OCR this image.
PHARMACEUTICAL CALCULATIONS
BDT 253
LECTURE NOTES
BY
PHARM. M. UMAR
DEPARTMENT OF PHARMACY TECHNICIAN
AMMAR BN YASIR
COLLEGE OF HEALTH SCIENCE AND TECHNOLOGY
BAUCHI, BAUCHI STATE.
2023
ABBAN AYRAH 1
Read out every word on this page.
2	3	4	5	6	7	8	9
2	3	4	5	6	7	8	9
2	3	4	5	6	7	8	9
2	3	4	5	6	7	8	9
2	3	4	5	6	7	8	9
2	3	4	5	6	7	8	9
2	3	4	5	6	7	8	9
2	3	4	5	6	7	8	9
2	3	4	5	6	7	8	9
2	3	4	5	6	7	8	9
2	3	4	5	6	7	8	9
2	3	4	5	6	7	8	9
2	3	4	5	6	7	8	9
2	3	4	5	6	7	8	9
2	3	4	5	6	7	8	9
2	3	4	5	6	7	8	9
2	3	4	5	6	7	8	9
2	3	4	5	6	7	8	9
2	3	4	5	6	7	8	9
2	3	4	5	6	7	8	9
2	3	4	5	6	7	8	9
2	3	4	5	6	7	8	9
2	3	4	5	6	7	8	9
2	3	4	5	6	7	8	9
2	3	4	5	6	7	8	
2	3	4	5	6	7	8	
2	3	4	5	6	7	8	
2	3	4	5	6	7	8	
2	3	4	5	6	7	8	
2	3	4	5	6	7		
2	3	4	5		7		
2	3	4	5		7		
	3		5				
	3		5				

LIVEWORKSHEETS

= = = = =

● SET PROBLEM
Output the data above exactly, please, line for line.

● RESULT FOR THIS TASK
OCR this image.
PHARMACEUTICAL CALCULATIONS
BDT 253
LECTURE NOTES
BY
PHARM. M. UMAR
DEPARTMENT OF PHARMACY TECHNICIAN
AMMAR BN YASIR
COLLEGE OF HEALTH SCIENCE AND TECHNOLOGY
BAUCHI, BAUCHI STATE.
2023
ABBAN AYRAH 1
Read out every word on this page.
2	3	4	5	6	7	8	9
2	3	4	5	6	7	8	9
2	3	4	5	6	7	8	9
2	3	4	5	6	7	8	9
2	3	4	5	6	7	8	9
2	3	4	5	6	7	8	9
2	3	4	5	6	7	8	9
2	3	4	5	6	7	8	9
2	3	4	5	6	7	8	9
2	3	4	5	6	7	8	9
2	3	4	5	6	7	8	9
2	3	4	5	6	7	8	9
2	3	4	5	6	7	8	9
2	3	4	5	6	7	8	9
2	3	4	5	6	7	8	9
2	3	4	5	6	7	8	9
2	3	4	5	6	7	8	9
2	3	4	5	6	7	8	9
2	3	4	5	6	7	8	9
2	3	4	5	6	7	8	9
2	3	4	5	6	7	8	9
2	3	4	5	6	7	8	9
2	3	4	5	6	7	8	9
2	3	4	5	6	7	8	9
2	3	4	5	6	7	8	
2	3	4	5	6	7	8	
2	3	4	5	6	7	8	
2	3	4	5	6	7	8	
2	3	4	5	6	7	8	
2	3	4	5	6	7		
2	3	4	5		7		
2	3	4	5		7		
	3		5				
	3		5				

LIVEWORKSHEETS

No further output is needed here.